[Recorded data]:
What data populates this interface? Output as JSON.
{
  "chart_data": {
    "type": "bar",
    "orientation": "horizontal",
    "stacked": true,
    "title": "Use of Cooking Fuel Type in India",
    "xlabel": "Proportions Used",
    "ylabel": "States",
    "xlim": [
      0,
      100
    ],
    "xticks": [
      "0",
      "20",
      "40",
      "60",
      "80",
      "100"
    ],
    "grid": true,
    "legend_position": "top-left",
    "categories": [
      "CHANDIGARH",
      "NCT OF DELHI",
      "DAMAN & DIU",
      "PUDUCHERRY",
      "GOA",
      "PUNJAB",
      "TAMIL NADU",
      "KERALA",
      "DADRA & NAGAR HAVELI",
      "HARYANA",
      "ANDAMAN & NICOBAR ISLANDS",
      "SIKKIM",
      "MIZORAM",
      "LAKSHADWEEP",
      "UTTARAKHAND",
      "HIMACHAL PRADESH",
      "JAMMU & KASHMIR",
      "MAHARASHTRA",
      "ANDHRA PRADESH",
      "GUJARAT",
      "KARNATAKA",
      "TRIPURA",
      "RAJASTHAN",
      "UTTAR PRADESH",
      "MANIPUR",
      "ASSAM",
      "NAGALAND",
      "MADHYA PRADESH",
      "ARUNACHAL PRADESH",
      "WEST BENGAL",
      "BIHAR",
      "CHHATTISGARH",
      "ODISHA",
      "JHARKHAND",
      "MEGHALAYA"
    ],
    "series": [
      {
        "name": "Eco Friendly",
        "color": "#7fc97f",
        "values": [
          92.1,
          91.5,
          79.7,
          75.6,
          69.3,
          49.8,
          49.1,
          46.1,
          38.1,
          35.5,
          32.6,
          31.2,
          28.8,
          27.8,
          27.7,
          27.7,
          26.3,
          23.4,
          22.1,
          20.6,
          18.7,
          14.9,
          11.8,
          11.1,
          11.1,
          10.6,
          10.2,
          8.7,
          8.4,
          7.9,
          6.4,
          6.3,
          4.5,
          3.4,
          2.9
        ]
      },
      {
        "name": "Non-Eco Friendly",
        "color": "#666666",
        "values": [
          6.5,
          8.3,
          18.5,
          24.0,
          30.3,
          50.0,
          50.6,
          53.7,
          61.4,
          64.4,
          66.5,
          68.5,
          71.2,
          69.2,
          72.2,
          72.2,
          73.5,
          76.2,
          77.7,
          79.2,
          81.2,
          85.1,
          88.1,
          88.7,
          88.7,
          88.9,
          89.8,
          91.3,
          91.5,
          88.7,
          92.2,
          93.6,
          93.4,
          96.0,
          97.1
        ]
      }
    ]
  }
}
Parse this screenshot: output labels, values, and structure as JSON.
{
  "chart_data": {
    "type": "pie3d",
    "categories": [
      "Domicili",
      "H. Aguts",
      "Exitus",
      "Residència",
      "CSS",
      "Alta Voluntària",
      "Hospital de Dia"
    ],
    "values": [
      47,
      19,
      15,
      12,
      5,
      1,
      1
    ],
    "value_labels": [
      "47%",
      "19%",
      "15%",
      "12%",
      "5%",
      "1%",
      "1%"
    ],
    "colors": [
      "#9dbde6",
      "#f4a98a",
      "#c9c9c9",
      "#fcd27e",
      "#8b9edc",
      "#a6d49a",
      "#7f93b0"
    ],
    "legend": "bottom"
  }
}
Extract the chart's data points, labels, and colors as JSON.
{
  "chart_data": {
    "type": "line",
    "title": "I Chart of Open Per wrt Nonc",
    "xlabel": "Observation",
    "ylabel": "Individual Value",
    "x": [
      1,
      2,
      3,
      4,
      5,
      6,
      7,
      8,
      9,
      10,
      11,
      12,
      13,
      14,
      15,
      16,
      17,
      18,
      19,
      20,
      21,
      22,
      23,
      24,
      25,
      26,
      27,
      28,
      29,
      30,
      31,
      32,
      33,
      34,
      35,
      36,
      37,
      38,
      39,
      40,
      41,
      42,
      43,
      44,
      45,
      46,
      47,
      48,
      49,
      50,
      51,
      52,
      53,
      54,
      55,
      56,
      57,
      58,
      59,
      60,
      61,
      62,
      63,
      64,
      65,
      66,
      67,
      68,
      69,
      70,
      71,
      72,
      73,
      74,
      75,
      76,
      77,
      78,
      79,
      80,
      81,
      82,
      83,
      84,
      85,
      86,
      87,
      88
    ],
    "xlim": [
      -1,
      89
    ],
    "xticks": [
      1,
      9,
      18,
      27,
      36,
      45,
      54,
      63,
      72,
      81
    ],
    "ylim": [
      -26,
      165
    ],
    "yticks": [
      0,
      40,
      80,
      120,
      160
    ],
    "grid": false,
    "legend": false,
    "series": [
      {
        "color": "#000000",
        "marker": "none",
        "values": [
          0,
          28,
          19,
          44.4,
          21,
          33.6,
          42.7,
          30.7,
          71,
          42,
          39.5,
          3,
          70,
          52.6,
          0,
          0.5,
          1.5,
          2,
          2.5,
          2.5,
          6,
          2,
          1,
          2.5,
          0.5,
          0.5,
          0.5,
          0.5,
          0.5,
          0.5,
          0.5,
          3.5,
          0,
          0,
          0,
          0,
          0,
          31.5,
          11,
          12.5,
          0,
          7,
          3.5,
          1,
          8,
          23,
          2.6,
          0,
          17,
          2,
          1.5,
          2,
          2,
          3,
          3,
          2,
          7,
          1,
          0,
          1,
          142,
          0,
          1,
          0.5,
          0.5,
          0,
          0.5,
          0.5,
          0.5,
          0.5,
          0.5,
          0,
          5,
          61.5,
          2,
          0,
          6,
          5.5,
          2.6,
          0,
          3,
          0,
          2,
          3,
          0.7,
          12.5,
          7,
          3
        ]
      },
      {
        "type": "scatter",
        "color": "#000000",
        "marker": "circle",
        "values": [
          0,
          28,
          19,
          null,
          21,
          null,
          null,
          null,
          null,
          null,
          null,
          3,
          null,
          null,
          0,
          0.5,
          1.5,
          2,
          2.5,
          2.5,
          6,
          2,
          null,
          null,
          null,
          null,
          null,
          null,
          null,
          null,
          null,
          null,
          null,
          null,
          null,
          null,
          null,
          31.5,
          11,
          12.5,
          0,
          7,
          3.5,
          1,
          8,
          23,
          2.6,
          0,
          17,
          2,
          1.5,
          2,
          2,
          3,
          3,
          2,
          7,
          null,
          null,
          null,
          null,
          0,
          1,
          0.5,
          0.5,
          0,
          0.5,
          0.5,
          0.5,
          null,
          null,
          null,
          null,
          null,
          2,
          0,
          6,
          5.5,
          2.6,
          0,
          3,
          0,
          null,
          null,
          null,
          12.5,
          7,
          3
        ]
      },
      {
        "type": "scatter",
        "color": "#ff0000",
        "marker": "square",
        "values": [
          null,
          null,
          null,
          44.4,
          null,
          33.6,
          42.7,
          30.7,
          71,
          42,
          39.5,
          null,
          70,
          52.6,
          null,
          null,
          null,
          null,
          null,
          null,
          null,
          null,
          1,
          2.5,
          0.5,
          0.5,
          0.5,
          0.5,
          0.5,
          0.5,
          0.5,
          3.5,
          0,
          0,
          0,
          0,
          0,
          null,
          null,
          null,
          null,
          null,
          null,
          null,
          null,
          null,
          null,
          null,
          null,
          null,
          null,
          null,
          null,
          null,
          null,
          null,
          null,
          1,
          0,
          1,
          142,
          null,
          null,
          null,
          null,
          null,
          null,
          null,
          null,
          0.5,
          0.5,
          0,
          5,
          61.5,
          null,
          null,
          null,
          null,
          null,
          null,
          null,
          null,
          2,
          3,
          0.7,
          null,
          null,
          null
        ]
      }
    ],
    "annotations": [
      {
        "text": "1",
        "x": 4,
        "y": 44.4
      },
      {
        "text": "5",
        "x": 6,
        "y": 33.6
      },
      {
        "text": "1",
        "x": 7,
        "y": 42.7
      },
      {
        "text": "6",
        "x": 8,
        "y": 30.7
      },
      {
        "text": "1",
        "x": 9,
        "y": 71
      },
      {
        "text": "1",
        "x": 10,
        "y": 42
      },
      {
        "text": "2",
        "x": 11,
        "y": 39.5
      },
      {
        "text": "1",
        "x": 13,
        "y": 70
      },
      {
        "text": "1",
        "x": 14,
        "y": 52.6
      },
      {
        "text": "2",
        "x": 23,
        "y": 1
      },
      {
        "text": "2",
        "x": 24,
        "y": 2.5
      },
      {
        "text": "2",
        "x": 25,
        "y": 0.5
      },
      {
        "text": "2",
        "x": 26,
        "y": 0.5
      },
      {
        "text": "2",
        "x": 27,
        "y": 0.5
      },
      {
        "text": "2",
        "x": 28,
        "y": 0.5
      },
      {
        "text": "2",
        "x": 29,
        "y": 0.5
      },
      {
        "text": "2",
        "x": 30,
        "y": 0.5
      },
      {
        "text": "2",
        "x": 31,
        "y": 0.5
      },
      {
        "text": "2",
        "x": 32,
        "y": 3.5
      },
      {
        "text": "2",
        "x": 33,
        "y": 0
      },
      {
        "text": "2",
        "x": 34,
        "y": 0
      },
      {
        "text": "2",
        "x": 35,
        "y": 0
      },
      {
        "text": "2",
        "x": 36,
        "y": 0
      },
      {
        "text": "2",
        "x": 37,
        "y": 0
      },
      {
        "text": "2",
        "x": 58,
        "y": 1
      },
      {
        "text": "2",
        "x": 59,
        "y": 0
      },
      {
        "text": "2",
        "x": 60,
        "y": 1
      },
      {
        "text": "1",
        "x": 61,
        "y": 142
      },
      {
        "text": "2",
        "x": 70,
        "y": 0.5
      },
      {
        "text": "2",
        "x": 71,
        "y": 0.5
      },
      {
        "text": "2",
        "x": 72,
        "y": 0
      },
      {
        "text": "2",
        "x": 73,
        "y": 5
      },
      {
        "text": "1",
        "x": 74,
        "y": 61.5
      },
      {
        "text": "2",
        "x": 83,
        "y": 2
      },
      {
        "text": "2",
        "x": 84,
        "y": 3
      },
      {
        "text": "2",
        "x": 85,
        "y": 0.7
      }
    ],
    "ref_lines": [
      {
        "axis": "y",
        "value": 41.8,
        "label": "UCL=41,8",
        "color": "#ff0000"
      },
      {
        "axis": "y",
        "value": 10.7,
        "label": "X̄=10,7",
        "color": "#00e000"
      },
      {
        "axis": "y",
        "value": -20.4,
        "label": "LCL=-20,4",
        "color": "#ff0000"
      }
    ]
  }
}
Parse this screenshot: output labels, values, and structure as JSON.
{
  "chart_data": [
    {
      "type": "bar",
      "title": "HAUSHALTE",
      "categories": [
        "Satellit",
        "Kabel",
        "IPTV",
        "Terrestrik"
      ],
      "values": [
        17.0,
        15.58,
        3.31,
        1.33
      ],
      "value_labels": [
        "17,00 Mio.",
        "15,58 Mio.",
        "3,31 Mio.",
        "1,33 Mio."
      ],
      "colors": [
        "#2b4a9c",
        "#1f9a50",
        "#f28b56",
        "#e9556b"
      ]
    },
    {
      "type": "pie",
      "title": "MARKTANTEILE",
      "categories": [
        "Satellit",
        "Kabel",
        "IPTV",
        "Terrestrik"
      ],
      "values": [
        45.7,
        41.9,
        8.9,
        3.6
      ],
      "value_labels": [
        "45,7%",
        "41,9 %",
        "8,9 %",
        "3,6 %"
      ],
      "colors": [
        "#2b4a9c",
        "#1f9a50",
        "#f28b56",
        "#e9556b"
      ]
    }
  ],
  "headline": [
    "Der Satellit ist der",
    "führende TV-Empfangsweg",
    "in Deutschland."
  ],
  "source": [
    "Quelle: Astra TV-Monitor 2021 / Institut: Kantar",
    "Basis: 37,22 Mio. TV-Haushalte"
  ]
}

[Problem]:
Above are some records. Count the lines among them with the word "title", and answer with the number only.

[Expected answer]:
4